> [Your instructions]
Print out each entry below exactly, please.

> [Supplied material]
BEGIN

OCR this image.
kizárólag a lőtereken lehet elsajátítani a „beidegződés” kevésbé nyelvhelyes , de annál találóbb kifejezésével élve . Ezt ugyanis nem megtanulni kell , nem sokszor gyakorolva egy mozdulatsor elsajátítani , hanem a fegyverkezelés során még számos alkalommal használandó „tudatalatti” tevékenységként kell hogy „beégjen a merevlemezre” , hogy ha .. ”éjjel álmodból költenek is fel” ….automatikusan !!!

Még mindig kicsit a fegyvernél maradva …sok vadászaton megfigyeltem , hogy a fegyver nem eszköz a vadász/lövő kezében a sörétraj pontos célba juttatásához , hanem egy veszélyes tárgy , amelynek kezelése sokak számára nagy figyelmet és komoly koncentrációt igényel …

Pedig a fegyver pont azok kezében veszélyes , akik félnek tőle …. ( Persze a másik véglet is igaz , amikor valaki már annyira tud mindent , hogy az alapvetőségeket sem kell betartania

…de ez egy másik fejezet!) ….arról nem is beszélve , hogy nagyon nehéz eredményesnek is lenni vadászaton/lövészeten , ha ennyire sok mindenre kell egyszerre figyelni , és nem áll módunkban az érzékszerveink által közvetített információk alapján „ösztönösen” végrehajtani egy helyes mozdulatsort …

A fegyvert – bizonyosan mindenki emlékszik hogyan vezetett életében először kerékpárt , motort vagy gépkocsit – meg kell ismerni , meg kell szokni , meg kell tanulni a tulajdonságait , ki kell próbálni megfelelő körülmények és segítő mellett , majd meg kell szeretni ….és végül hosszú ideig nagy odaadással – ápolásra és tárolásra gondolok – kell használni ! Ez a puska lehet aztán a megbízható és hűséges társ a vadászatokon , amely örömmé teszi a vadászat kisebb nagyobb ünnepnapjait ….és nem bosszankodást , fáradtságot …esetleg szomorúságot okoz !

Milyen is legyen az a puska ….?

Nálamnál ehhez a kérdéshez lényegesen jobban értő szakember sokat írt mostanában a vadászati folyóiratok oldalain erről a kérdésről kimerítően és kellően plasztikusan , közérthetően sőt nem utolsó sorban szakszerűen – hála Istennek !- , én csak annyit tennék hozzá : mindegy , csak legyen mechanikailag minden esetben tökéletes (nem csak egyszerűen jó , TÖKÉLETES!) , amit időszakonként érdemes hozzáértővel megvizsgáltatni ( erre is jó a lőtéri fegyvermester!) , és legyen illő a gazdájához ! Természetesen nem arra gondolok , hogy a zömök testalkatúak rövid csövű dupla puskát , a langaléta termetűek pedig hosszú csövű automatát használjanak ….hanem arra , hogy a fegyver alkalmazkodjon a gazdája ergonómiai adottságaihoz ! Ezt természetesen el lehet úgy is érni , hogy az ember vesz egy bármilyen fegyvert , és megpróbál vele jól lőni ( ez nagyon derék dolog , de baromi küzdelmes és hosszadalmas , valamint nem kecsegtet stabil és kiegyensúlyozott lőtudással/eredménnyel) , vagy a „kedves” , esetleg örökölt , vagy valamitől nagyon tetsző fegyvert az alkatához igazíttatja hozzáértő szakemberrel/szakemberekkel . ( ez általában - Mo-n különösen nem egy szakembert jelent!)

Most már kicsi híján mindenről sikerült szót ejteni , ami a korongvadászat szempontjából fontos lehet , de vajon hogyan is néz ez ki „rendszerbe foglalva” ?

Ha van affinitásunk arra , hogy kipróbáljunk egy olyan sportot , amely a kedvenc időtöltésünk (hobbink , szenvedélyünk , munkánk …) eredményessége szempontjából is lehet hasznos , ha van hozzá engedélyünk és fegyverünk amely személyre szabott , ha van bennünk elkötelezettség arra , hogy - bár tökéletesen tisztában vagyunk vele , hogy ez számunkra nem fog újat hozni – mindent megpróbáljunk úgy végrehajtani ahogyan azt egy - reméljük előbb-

END

> [Solution for this problem]
OCR this image.
kizárólag a lőtereken lehet elsajátítani a „beidegződés” kevésbé nyelvhelyes , de annál találóbb kifejezésével élve . Ezt ugyanis nem megtanulni kell , nem sokszor gyakorolva egy mozdulatsor elsajátítani , hanem a fegyverkezelés során még számos alkalommal használandó „tudatalatti” tevékenységként kell hogy „beégjen a merevlemezre” , hogy ha .. ”éjjel álmodból költenek is fel” ….automatikusan !!!

Még mindig kicsit a fegyvernél maradva …sok vadászaton megfigyeltem , hogy a fegyver nem eszköz a vadász/lövő kezében a sörétraj pontos célba juttatásához , hanem egy veszélyes tárgy , amelynek kezelése sokak számára nagy figyelmet és komoly koncentrációt igényel …

Pedig a fegyver pont azok kezében veszélyes , akik félnek tőle …. ( Persze a másik véglet is igaz , amikor valaki már annyira tud mindent , hogy az alapvetőségeket sem kell betartania

…de ez egy másik fejezet!) ….arról nem is beszélve , hogy nagyon nehéz eredményesnek is lenni vadászaton/lövészeten , ha ennyire sok mindenre kell egyszerre figyelni , és nem áll módunkban az érzékszerveink által közvetített információk alapján „ösztönösen” végrehajtani egy helyes mozdulatsort …

A fegyvert – bizonyosan mindenki emlékszik hogyan vezetett életében először kerékpárt , motort vagy gépkocsit – meg kell ismerni , meg kell szokni , meg kell tanulni a tulajdonságait , ki kell próbálni megfelelő körülmények és segítő mellett , majd meg kell szeretni ….és végül hosszú ideig nagy odaadással – ápolásra és tárolásra gondolok – kell használni ! Ez a puska lehet aztán a megbízható és hűséges társ a vadászatokon , amely örömmé teszi a vadászat kisebb nagyobb ünnepnapjait ….és nem bosszankodást , fáradtságot …esetleg szomorúságot okoz !

Milyen is legyen az a puska ….?

Nálamnál ehhez a kérdéshez lényegesen jobban értő szakember sokat írt mostanában a vadászati folyóiratok oldalain erről a kérdésről kimerítően és kellően plasztikusan , közérthetően sőt nem utolsó sorban szakszerűen – hála Istennek !- , én csak annyit tennék hozzá : mindegy , csak legyen mechanikailag minden esetben tökéletes (nem csak egyszerűen jó , TÖKÉLETES!) , amit időszakonként érdemes hozzáértővel megvizsgáltatni ( erre is jó a lőtéri fegyvermester!) , és legyen illő a gazdájához ! Természetesen nem arra gondolok , hogy a zömök testalkatúak rövid csövű dupla puskát , a langaléta termetűek pedig hosszú csövű automatát használjanak ….hanem arra , hogy a fegyver alkalmazkodjon a gazdája ergonómiai adottságaihoz ! Ezt természetesen el lehet úgy is érni , hogy az ember vesz egy bármilyen fegyvert , és megpróbál vele jól lőni ( ez nagyon derék dolog , de baromi küzdelmes és hosszadalmas , valamint nem kecsegtet stabil és kiegyensúlyozott lőtudással/eredménnyel) , vagy a „kedves” , esetleg örökölt , vagy valamitől nagyon tetsző fegyvert az alkatához igazíttatja hozzáértő szakemberrel/szakemberekkel . ( ez általában - Mo-n különösen nem egy szakembert jelent!)

Most már kicsi híján mindenről sikerült szót ejteni , ami a korongvadászat szempontjából fontos lehet , de vajon hogyan is néz ez ki „rendszerbe foglalva” ?

Ha van affinitásunk arra , hogy kipróbáljunk egy olyan sportot , amely a kedvenc időtöltésünk (hobbink , szenvedélyünk , munkánk …) eredményessége szempontjából is lehet hasznos , ha van hozzá engedélyünk és fegyverünk amely személyre szabott , ha van bennünk elkötelezettség arra , hogy - bár tökéletesen tisztában vagyunk vele , hogy ez számunkra nem fog újat hozni – mindent megpróbáljunk úgy végrehajtani ahogyan azt egy - reméljük előbb-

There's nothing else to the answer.